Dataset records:
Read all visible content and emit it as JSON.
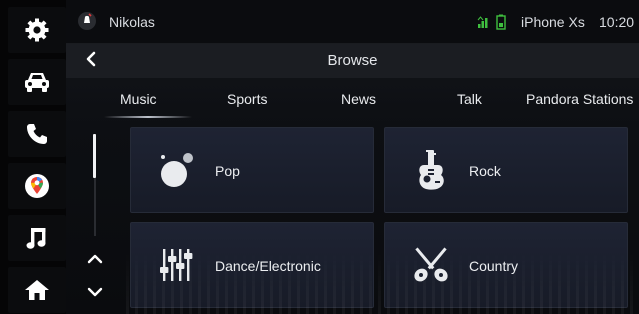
{
  "colors": {
    "accent": "#f2f3f5",
    "tile_bg": "#1c2130",
    "signal_green": "#3fbf3f"
  },
  "rail": [
    {
      "icon": "gear-icon"
    },
    {
      "icon": "car-icon"
    },
    {
      "icon": "phone-icon"
    },
    {
      "icon": "maps-icon"
    },
    {
      "icon": "music-note-icon"
    },
    {
      "icon": "home-icon"
    }
  ],
  "status": {
    "user": "Nikolas",
    "device": "iPhone Xs",
    "time": "10:20"
  },
  "header": {
    "title": "Browse"
  },
  "tabs": [
    {
      "label": "Music",
      "selected": true
    },
    {
      "label": "Sports"
    },
    {
      "label": "News"
    },
    {
      "label": "Talk"
    },
    {
      "label": "Pandora Stations"
    }
  ],
  "tiles": [
    {
      "label": "Pop",
      "icon": "pop-bubbles-icon"
    },
    {
      "label": "Rock",
      "icon": "electric-guitar-icon"
    },
    {
      "label": "Dance/Electronic",
      "icon": "equalizer-sliders-icon"
    },
    {
      "label": "Country",
      "icon": "crossed-guitars-icon"
    }
  ],
  "scroll": {
    "position": 0.0
  }
}
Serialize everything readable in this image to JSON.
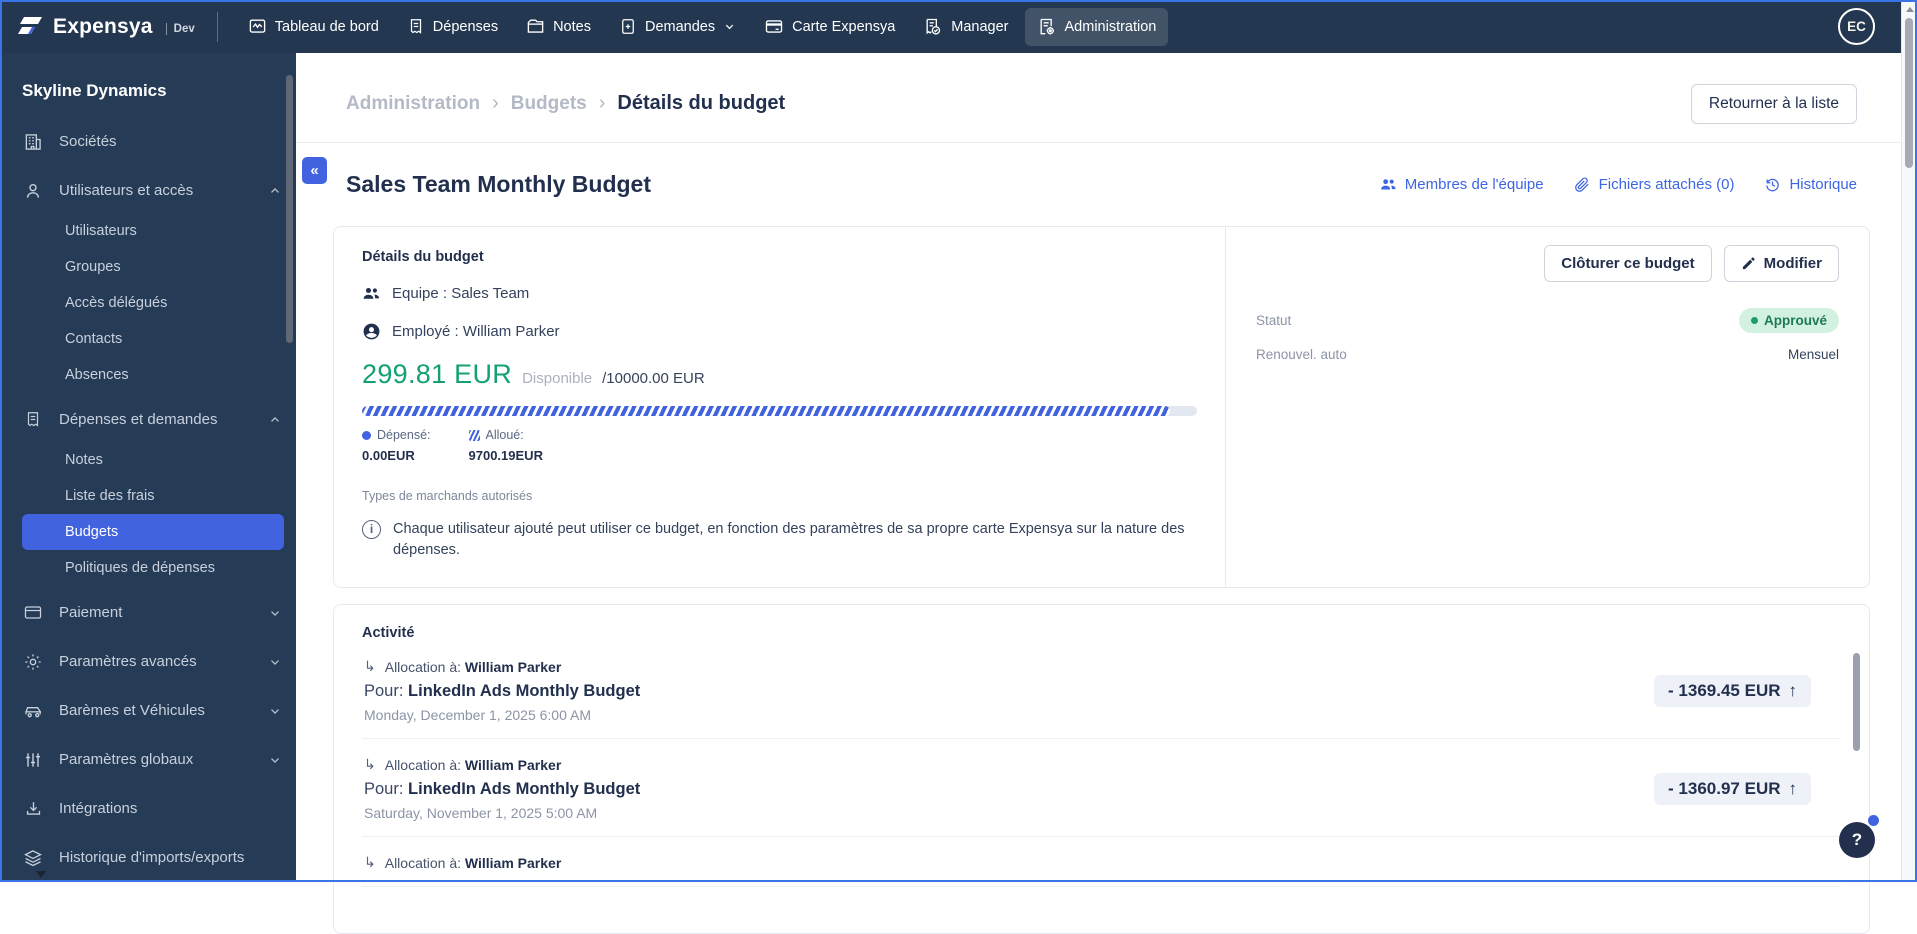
{
  "colors": {
    "accent_blue": "#4163e0",
    "navy": "#233750",
    "green": "#13a171",
    "approved_bg": "#d3f1e1",
    "approved_text": "#1d7a55"
  },
  "navbar": {
    "logo": "Expensya",
    "env": "Dev",
    "items": [
      {
        "label": "Tableau de bord"
      },
      {
        "label": "Dépenses"
      },
      {
        "label": "Notes"
      },
      {
        "label": "Demandes"
      },
      {
        "label": "Carte Expensya"
      },
      {
        "label": "Manager"
      },
      {
        "label": "Administration"
      }
    ],
    "avatar": "EC"
  },
  "sidebar": {
    "company": "Skyline Dynamics",
    "items": [
      {
        "label": "Sociétés"
      },
      {
        "label": "Utilisateurs et accès"
      },
      {
        "label": "Utilisateurs"
      },
      {
        "label": "Groupes"
      },
      {
        "label": "Accès délégués"
      },
      {
        "label": "Contacts"
      },
      {
        "label": "Absences"
      },
      {
        "label": "Dépenses et demandes"
      },
      {
        "label": "Notes"
      },
      {
        "label": "Liste des frais"
      },
      {
        "label": "Budgets"
      },
      {
        "label": "Politiques de dépenses"
      },
      {
        "label": "Paiement"
      },
      {
        "label": "Paramètres avancés"
      },
      {
        "label": "Barèmes et Véhicules"
      },
      {
        "label": "Paramètres globaux"
      },
      {
        "label": "Intégrations"
      },
      {
        "label": "Historique d'imports/exports"
      }
    ]
  },
  "header": {
    "breadcrumb": [
      "Administration",
      "Budgets",
      "Détails du budget"
    ],
    "separator": "›",
    "back_button": "Retourner à la liste",
    "collapse_glyph": "«"
  },
  "page": {
    "title": "Sales Team Monthly Budget",
    "links": [
      {
        "label": "Membres de l'équipe"
      },
      {
        "label": "Fichiers attachés (0)"
      },
      {
        "label": "Historique"
      }
    ]
  },
  "details_card": {
    "title": "Détails du budget",
    "team": "Equipe : Sales Team",
    "employee": "Employé : William Parker",
    "available_amount": "299.81 EUR",
    "available_label": "Disponible",
    "total_amount": "/10000.00 EUR",
    "progress_width": "96.8%",
    "legend_spent_label": "Dépensé:",
    "legend_spent_value": "0.00EUR",
    "legend_allocated_label": "Alloué:",
    "legend_allocated_value": "9700.19EUR",
    "merchants_label": "Types de marchands autorisés",
    "info_text": "Chaque utilisateur ajouté peut utiliser ce budget, en fonction des paramètres de sa propre carte Expensya sur la nature des dépenses.",
    "close_button": "Clôturer ce budget",
    "edit_button": "Modifier",
    "status_label": "Statut",
    "status_value": "Approuvé",
    "renewal_label": "Renouvel. auto",
    "renewal_value": "Mensuel"
  },
  "activity": {
    "title": "Activité",
    "rows": [
      {
        "allocation_label": "Allocation à:",
        "allocation_name": "William Parker",
        "target_label": "Pour:",
        "target_name": "LinkedIn Ads Monthly Budget",
        "date": "Monday, December 1, 2025 6:00 AM",
        "amount": "- 1369.45 EUR",
        "arrow": "↑"
      },
      {
        "allocation_label": "Allocation à:",
        "allocation_name": "William Parker",
        "target_label": "Pour:",
        "target_name": "LinkedIn Ads Monthly Budget",
        "date": "Saturday, November 1, 2025 5:00 AM",
        "amount": "- 1360.97 EUR",
        "arrow": "↑"
      },
      {
        "allocation_label": "Allocation à:",
        "allocation_name": "William Parker"
      }
    ]
  },
  "help": {
    "label": "?"
  }
}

■ **Task to carry out**: Your task is to repeat the material above exactly, without its pictures.

■ **Written response**:
Read all visible content and emit it as JSON.
{
  "colors": {
    "accent": "#f2f3f5",
    "tile_bg": "#1c2130",
    "signal_green": "#3fbf3f"
  },
  "rail": [
    {
      "icon": "gear-icon"
    },
    {
      "icon": "car-icon"
    },
    {
      "icon": "phone-icon"
    },
    {
      "icon": "maps-icon"
    },
    {
      "icon": "music-note-icon"
    },
    {
      "icon": "home-icon"
    }
  ],
  "status": {
    "user": "Nikolas",
    "device": "iPhone Xs",
    "time": "10:20"
  },
  "header": {
    "title": "Browse"
  },
  "tabs": [
    {
      "label": "Music",
      "selected": true
    },
    {
      "label": "Sports"
    },
    {
      "label": "News"
    },
    {
      "label": "Talk"
    },
    {
      "label": "Pandora Stations"
    }
  ],
  "tiles": [
    {
      "label": "Pop",
      "icon": "pop-bubbles-icon"
    },
    {
      "label": "Rock",
      "icon": "electric-guitar-icon"
    },
    {
      "label": "Dance/Electronic",
      "icon": "equalizer-sliders-icon"
    },
    {
      "label": "Country",
      "icon": "crossed-guitars-icon"
    }
  ],
  "scroll": {
    "position": 0.0
  }
}
Serialize everything readable in this image to JSON.
{
  "colors": {
    "accent_blue": "#4163e0",
    "navy": "#233750",
    "green": "#13a171",
    "approved_bg": "#d3f1e1",
    "approved_text": "#1d7a55"
  },
  "navbar": {
    "logo": "Expensya",
    "env": "Dev",
    "items": [
      {
        "label": "Tableau de bord"
      },
      {
        "label": "Dépenses"
      },
      {
        "label": "Notes"
      },
      {
        "label": "Demandes"
      },
      {
        "label": "Carte Expensya"
      },
      {
        "label": "Manager"
      },
      {
        "label": "Administration"
      }
    ],
    "avatar": "EC"
  },
  "sidebar": {
    "company": "Skyline Dynamics",
    "items": [
      {
        "label": "Sociétés"
      },
      {
        "label": "Utilisateurs et accès"
      },
      {
        "label": "Utilisateurs"
      },
      {
        "label": "Groupes"
      },
      {
        "label": "Accès délégués"
      },
      {
        "label": "Contacts"
      },
      {
        "label": "Absences"
      },
      {
        "label": "Dépenses et demandes"
      },
      {
        "label": "Notes"
      },
      {
        "label": "Liste des frais"
      },
      {
        "label": "Budgets"
      },
      {
        "label": "Politiques de dépenses"
      },
      {
        "label": "Paiement"
      },
      {
        "label": "Paramètres avancés"
      },
      {
        "label": "Barèmes et Véhicules"
      },
      {
        "label": "Paramètres globaux"
      },
      {
        "label": "Intégrations"
      },
      {
        "label": "Historique d'imports/exports"
      }
    ]
  },
  "header": {
    "breadcrumb": [
      "Administration",
      "Budgets",
      "Détails du budget"
    ],
    "separator": "›",
    "back_button": "Retourner à la liste",
    "collapse_glyph": "«"
  },
  "page": {
    "title": "Sales Team Monthly Budget",
    "links": [
      {
        "label": "Membres de l'équipe"
      },
      {
        "label": "Fichiers attachés (0)"
      },
      {
        "label": "Historique"
      }
    ]
  },
  "details_card": {
    "title": "Détails du budget",
    "team": "Equipe : Sales Team",
    "employee": "Employé : William Parker",
    "available_amount": "299.81 EUR",
    "available_label": "Disponible",
    "total_amount": "/10000.00 EUR",
    "progress_width": "96.8%",
    "legend_spent_label": "Dépensé:",
    "legend_spent_value": "0.00EUR",
    "legend_allocated_label": "Alloué:",
    "legend_allocated_value": "9700.19EUR",
    "merchants_label": "Types de marchands autorisés",
    "info_text": "Chaque utilisateur ajouté peut utiliser ce budget, en fonction des paramètres de sa propre carte Expensya sur la nature des dépenses.",
    "close_button": "Clôturer ce budget",
    "edit_button": "Modifier",
    "status_label": "Statut",
    "status_value": "Approuvé",
    "renewal_label": "Renouvel. auto",
    "renewal_value": "Mensuel"
  },
  "activity": {
    "title": "Activité",
    "rows": [
      {
        "allocation_label": "Allocation à:",
        "allocation_name": "William Parker",
        "target_label": "Pour:",
        "target_name": "LinkedIn Ads Monthly Budget",
        "date": "Monday, December 1, 2025 6:00 AM",
        "amount": "- 1369.45 EUR",
        "arrow": "↑"
      },
      {
        "allocation_label": "Allocation à:",
        "allocation_name": "William Parker",
        "target_label": "Pour:",
        "target_name": "LinkedIn Ads Monthly Budget",
        "date": "Saturday, November 1, 2025 5:00 AM",
        "amount": "- 1360.97 EUR",
        "arrow": "↑"
      },
      {
        "allocation_label": "Allocation à:",
        "allocation_name": "William Parker"
      }
    ]
  },
  "help": {
    "label": "?"
  }
}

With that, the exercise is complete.